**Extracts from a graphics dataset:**
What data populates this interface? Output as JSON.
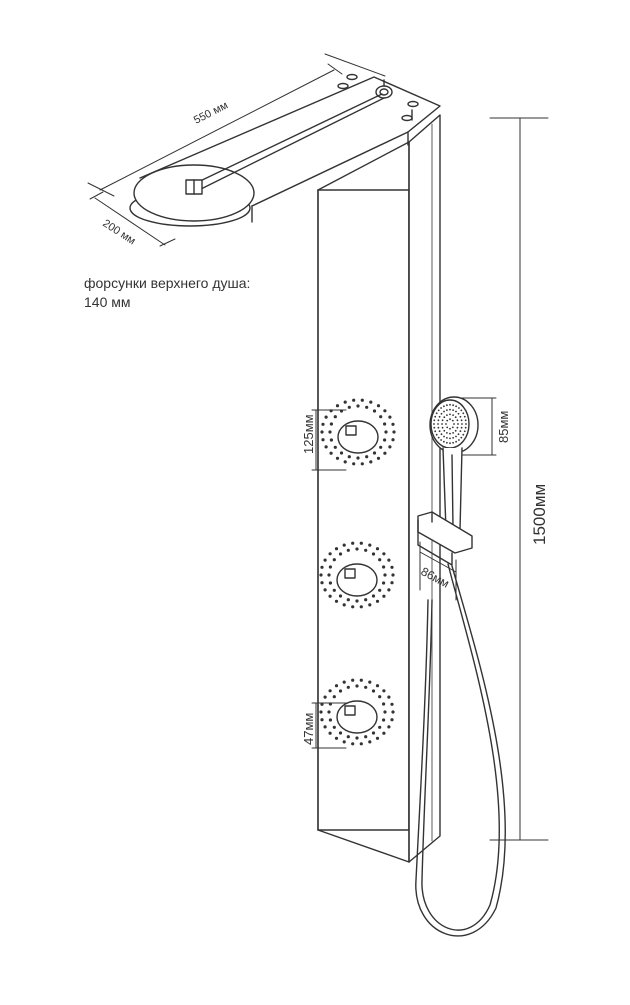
{
  "dimensions": {
    "top_length": "550 мм",
    "top_width": "200 мм",
    "height": "1500мм",
    "hand_shower": "85мм",
    "hose_holder": "86мм",
    "jet_spacing": "125мм",
    "jet_diameter": "47мм"
  },
  "note": {
    "line1": "форсунки верхнего душа:",
    "line2": "140 мм"
  },
  "colors": {
    "line": "#333333",
    "background": "#ffffff"
  }
}
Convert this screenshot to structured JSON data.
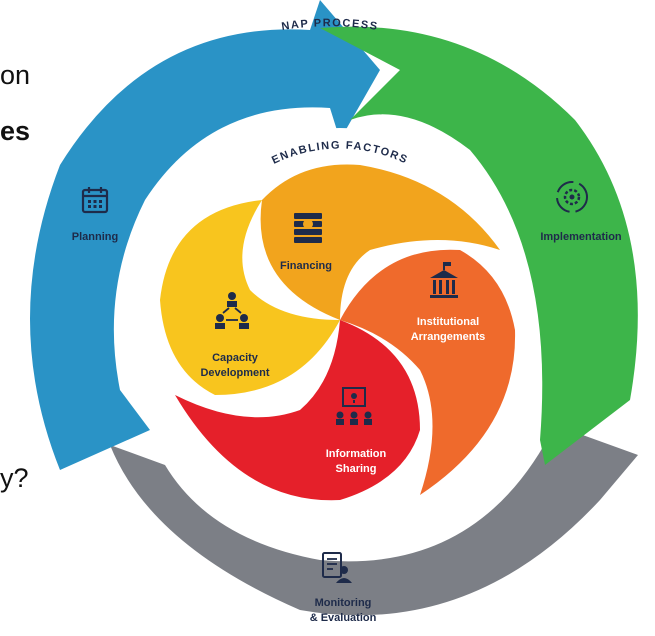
{
  "slide_text": {
    "fragment_1": "on",
    "fragment_2": "es",
    "fragment_3": "y?"
  },
  "diagram": {
    "outer_title": "NAP PROCESS",
    "inner_title": "ENABLING FACTORS",
    "outer_steps": [
      {
        "label": "Planning",
        "icon": "calendar-icon",
        "color": "#2a93c6"
      },
      {
        "label": "Implementation",
        "icon": "gear-cycle-icon",
        "color": "#3db54a"
      },
      {
        "label": "Monitoring",
        "label2": "& Evaluation",
        "icon": "checklist-person-icon",
        "color": "#7c7f86"
      }
    ],
    "enabling_factors": [
      {
        "label": "Financing",
        "icon": "money-stack-icon",
        "color": "#f2a41d"
      },
      {
        "label": "Institutional",
        "label2": "Arrangements",
        "icon": "institution-icon",
        "color": "#ef6a2c"
      },
      {
        "label": "Information",
        "label2": "Sharing",
        "icon": "presentation-icon",
        "color": "#e5202a"
      },
      {
        "label": "Capacity",
        "label2": "Development",
        "icon": "network-people-icon",
        "color": "#f8c51e"
      }
    ],
    "text_color": "#1e2b4a"
  }
}
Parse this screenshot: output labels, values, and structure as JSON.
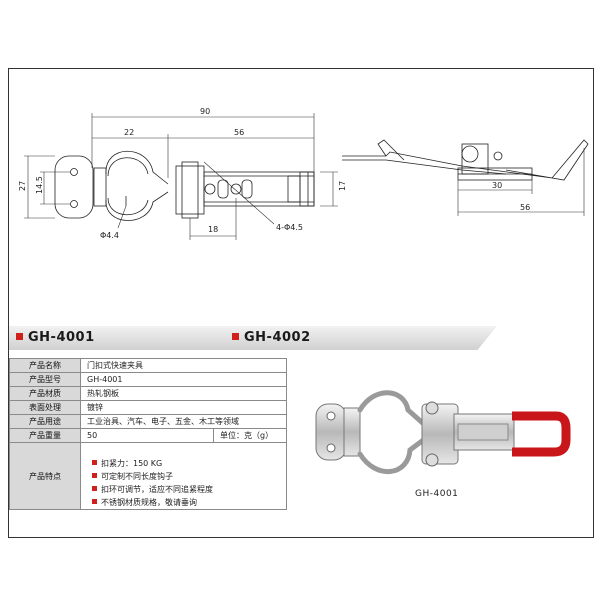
{
  "drawing": {
    "dim_90": "90",
    "dim_22": "22",
    "dim_56_top": "56",
    "dim_27": "27",
    "dim_14_5": "14.5",
    "dim_17": "17",
    "dim_18": "18",
    "dim_phi_4_4": "Φ4.4",
    "dim_4_phi_4_5": "4-Φ4.5",
    "dim_30": "30",
    "dim_56_side": "56"
  },
  "models": {
    "left": "GH-4001",
    "right": "GH-4002"
  },
  "spec": {
    "rows": [
      {
        "key": "产品名称",
        "value": "门扣式快速夹具"
      },
      {
        "key": "产品型号",
        "value": "GH-4001"
      },
      {
        "key": "产品材质",
        "value": "热轧钢板"
      },
      {
        "key": "表面处理",
        "value": "镀锌"
      },
      {
        "key": "产品用途",
        "value": "工业治具、汽车、电子、五金、木工等领域"
      }
    ],
    "weight_key": "产品重量",
    "weight_value": "50",
    "weight_unit": "单位：克（g）",
    "features_key": "产品特点",
    "features": [
      "扣紧力：150 KG",
      "可定制不同长度钩子",
      "扣环可调节，适应不同追紧程度",
      "不锈钢材质规格，敬请垂询"
    ]
  },
  "photo": {
    "caption": "GH-4001"
  },
  "colors": {
    "accent": "#d0201c",
    "handle": "#c8161b"
  }
}
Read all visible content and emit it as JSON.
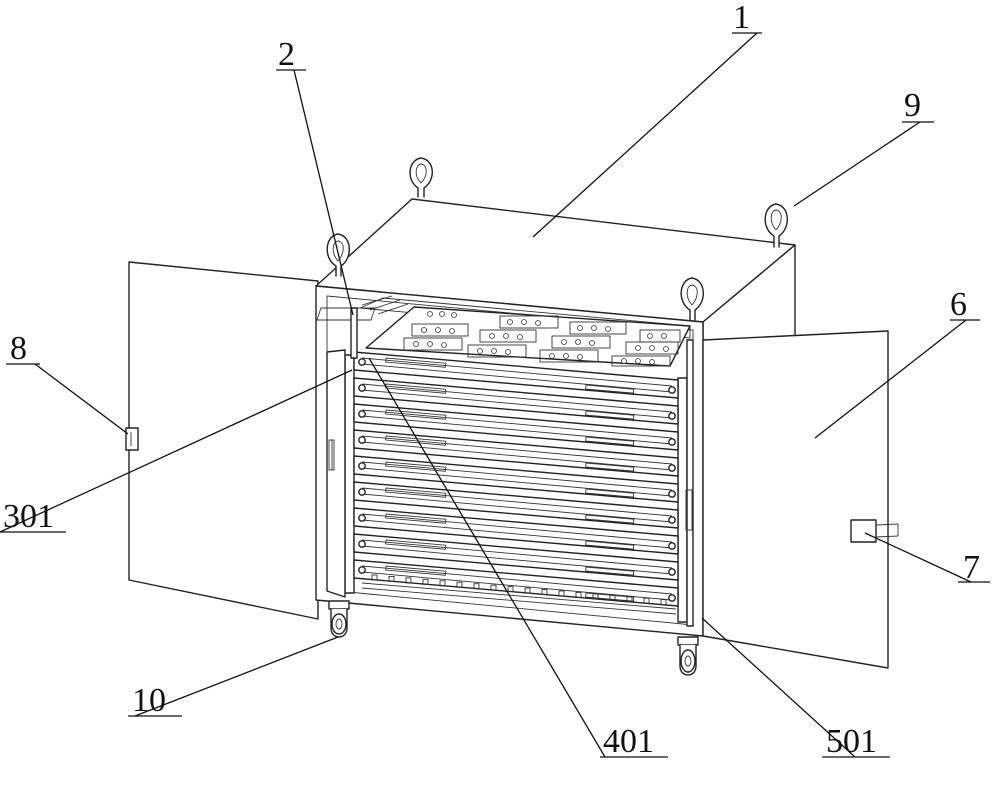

**Stated problem:** Every record above must be given again exactly; drop the pictures.

**Task response:**
What data populates this interface? Output as JSON.
{
  "dimensions": {
    "top_length": "550 мм",
    "top_width": "200 мм",
    "height": "1500мм",
    "hand_shower": "85мм",
    "hose_holder": "86мм",
    "jet_spacing": "125мм",
    "jet_diameter": "47мм"
  },
  "note": {
    "line1": "форсунки верхнего душа:",
    "line2": "140 мм"
  },
  "colors": {
    "line": "#333333",
    "background": "#ffffff"
  }
}
Convert this screenshot to structured JSON data.
{
  "slide_text": {
    "fragment_1": "on",
    "fragment_2": "es",
    "fragment_3": "y?"
  },
  "diagram": {
    "outer_title": "NAP PROCESS",
    "inner_title": "ENABLING FACTORS",
    "outer_steps": [
      {
        "label": "Planning",
        "icon": "calendar-icon",
        "color": "#2a93c6"
      },
      {
        "label": "Implementation",
        "icon": "gear-cycle-icon",
        "color": "#3db54a"
      },
      {
        "label": "Monitoring",
        "label2": "& Evaluation",
        "icon": "checklist-person-icon",
        "color": "#7c7f86"
      }
    ],
    "enabling_factors": [
      {
        "label": "Financing",
        "icon": "money-stack-icon",
        "color": "#f2a41d"
      },
      {
        "label": "Institutional",
        "label2": "Arrangements",
        "icon": "institution-icon",
        "color": "#ef6a2c"
      },
      {
        "label": "Information",
        "label2": "Sharing",
        "icon": "presentation-icon",
        "color": "#e5202a"
      },
      {
        "label": "Capacity",
        "label2": "Development",
        "icon": "network-people-icon",
        "color": "#f8c51e"
      }
    ],
    "text_color": "#1e2b4a"
  }
}
Parse this screenshot: output labels, values, and structure as JSON.
{
  "drawing": {
    "dim_90": "90",
    "dim_22": "22",
    "dim_56_top": "56",
    "dim_27": "27",
    "dim_14_5": "14.5",
    "dim_17": "17",
    "dim_18": "18",
    "dim_phi_4_4": "Φ4.4",
    "dim_4_phi_4_5": "4-Φ4.5",
    "dim_30": "30",
    "dim_56_side": "56"
  },
  "models": {
    "left": "GH-4001",
    "right": "GH-4002"
  },
  "spec": {
    "rows": [
      {
        "key": "产品名称",
        "value": "门扣式快速夹具"
      },
      {
        "key": "产品型号",
        "value": "GH-4001"
      },
      {
        "key": "产品材质",
        "value": "热轧钢板"
      },
      {
        "key": "表面处理",
        "value": "镀锌"
      },
      {
        "key": "产品用途",
        "value": "工业治具、汽车、电子、五金、木工等领域"
      }
    ],
    "weight_key": "产品重量",
    "weight_value": "50",
    "weight_unit": "单位：克（g）",
    "features_key": "产品特点",
    "features": [
      "扣紧力：150 KG",
      "可定制不同长度钩子",
      "扣环可调节，适应不同追紧程度",
      "不锈钢材质规格，敬请垂询"
    ]
  },
  "photo": {
    "caption": "GH-4001"
  },
  "colors": {
    "accent": "#d0201c",
    "handle": "#c8161b"
  }
}
Read all visible content and emit it as JSON.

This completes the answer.